§ EXERCISE SET:
a) In the passage on college application essays, which school decided to drop its supplemental essays?
b) Pick up the passage on college application essays after its final sentence and keep writing it in the same voice.

Re-state your main point in a fresh way, and touch on your core quality and what you learned if possible: “At this point, I almost believe that if I’m determined enough, I just might grow another inch or two.” (Humor never hurts in these essays; it often shows you don’t take yourself too seriously.)
End by touching on how you intend to use the life lesson from your essay in your future plans, to meet goals or dreams: “If nothing else, I’m eager to find out exactly how high I can go with my dream of finding a career in the world of chemistry or engineering.
HOT TIP: It’s always a good idea to try to end with a little “kicker” sentence—if it works and doesn’t sound too corny. Don’t be afraid to be idealistic and declare your dreams or goals. Or you can try a play on words. If you aren’t sure your “kicker” works or not, have a friend or parent give you some feedback. “One thing for sure, I know I won’t come up short.” Hmmm. Does that work or is it too corny?
September 6, 2013
Some Supps Are Just Asking for BS
Many of the students I work with have finished their core essays for their college applications, and are now asking for help on the supplements. For most, writing their personal statement-type essays wasn’t that bad, searching for their stories and unique topics to tell and share. But these supps are not nearly as fun. In fact, for most of the supplements I have seen so far, it’s a major drag.
So I ask: What’s the point? These supplements that want students to tell why they are the perfect fit for their school, or what they are going to give back to a university, or why they have selected a certain college. Most of my students tell me, “I have no idea what to write.” And why should they? Answering these questions is almost always an exercise in making up a bunch of stuff.
This is why I was so heartened to read this article yesterday about one fine liberal arts school, Kenyon College, that decided to drop its supps. Here’s a snippet from the article:
Previously, (Kenyon) Admissions posed three supplemental questions for applicants to answer. One of them was Kenyon-specific and asked what students thought made them a good match for the College.

§ DATA FOR ANALYSIS:
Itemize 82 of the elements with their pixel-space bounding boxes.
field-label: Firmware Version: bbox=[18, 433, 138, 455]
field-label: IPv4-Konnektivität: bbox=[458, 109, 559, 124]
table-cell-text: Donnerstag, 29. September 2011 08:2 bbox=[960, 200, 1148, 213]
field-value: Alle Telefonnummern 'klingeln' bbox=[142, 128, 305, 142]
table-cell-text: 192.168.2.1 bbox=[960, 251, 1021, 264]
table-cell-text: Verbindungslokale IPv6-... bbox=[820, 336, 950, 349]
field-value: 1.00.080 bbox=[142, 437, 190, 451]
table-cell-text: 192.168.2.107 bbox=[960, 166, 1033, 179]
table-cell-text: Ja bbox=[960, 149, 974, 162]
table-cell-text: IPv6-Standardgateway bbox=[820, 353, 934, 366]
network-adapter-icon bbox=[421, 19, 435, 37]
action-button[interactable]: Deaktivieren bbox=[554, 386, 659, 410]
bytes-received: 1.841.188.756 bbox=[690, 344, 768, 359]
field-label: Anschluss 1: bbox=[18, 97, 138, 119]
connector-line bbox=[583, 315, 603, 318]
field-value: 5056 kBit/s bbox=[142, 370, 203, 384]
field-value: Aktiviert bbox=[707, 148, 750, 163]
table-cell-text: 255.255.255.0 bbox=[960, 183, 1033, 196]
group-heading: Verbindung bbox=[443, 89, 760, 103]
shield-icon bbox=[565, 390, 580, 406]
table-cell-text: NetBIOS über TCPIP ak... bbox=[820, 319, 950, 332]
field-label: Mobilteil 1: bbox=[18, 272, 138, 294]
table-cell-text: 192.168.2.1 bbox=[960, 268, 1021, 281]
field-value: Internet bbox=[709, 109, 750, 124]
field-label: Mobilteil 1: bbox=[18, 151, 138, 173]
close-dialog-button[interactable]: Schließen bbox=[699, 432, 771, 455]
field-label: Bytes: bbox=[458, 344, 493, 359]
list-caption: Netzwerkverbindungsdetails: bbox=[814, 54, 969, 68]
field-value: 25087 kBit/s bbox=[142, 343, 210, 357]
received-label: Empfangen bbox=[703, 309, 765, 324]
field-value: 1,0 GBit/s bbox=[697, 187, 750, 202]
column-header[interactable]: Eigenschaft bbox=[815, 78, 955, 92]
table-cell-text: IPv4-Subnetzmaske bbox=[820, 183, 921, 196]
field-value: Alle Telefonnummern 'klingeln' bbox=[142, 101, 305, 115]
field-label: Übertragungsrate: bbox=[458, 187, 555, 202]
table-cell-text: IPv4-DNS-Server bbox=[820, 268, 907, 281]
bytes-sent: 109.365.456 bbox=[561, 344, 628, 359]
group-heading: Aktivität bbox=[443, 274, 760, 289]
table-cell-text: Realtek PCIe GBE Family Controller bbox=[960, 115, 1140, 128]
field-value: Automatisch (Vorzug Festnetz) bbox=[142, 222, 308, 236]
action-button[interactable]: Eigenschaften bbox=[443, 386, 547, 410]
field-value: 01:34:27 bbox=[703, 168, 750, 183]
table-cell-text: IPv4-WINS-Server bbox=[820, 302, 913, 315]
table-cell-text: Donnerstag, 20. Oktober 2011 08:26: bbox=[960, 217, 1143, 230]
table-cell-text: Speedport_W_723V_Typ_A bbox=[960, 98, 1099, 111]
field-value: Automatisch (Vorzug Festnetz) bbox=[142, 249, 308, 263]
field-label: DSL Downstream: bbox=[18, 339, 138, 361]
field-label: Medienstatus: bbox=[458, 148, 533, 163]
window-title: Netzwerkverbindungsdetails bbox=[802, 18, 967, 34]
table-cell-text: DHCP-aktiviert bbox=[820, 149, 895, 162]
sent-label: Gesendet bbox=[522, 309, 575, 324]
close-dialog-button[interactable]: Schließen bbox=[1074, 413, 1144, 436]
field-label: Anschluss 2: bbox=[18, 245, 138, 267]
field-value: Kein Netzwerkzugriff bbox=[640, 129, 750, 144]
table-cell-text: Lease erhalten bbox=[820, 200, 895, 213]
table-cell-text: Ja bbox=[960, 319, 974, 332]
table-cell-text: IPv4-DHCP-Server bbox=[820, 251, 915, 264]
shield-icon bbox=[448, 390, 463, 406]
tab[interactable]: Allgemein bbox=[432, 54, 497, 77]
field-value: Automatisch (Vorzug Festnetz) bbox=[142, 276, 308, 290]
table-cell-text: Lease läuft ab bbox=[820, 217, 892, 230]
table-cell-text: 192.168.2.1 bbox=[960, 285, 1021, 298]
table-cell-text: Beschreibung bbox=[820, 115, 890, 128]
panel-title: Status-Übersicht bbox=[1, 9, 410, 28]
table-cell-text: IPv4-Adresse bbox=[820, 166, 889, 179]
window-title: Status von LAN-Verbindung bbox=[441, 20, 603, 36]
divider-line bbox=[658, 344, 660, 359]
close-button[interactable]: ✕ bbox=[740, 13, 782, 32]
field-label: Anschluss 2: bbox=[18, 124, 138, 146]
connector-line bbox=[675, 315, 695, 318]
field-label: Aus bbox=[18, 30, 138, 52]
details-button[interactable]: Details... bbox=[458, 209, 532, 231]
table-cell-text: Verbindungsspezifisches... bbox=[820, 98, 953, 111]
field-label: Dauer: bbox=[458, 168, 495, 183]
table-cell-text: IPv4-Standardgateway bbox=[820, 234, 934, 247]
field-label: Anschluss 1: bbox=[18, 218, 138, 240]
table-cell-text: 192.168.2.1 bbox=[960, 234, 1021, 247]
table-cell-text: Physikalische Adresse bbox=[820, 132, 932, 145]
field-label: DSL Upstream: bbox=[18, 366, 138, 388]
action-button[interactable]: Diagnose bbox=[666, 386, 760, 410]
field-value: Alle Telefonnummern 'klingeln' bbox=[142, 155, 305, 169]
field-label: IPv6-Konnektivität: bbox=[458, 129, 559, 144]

§ LIST OF ANSWERS:
a) Kenyon College

b)
“That was such a vanity question, you know. Tell us about ourselves,” said Dean of Admissions and Financial Aid Jennifer Delahunty said. “They had to go do some false research and then they had to sort of spit back to us what we put on our website, which we saw a lot of,” she added.
Way to tell it like it is, Jennifer! I know I am on the fringe of this whole admissions industry, but I would just suggest that schools that want to keep these supps at least ask questions that students can answer in a true and meaningful way.
When coming up with supp questions, shouldn’t colleges think about what kids are like in their mid teens? What they know. What they genuinely care about? The kids I work with are highly idealistic, and just beginning to get a sense of their own potential and of the world in general.
Schools that spend some time and come up with original, creative, provocative and age-appropriate questions must get such interesting responses. In my opinion, they could all ask that brilliant prompt that Stanford asks: Write a note to your future roommate…
I believe asking students questions that they do not have answers for just increases the stress of this entire process–and for no good reason. Do we really want to teach our kids that if they want something they must say whatever it takes, even when they have nothing to say. No! In the end, we all suffer.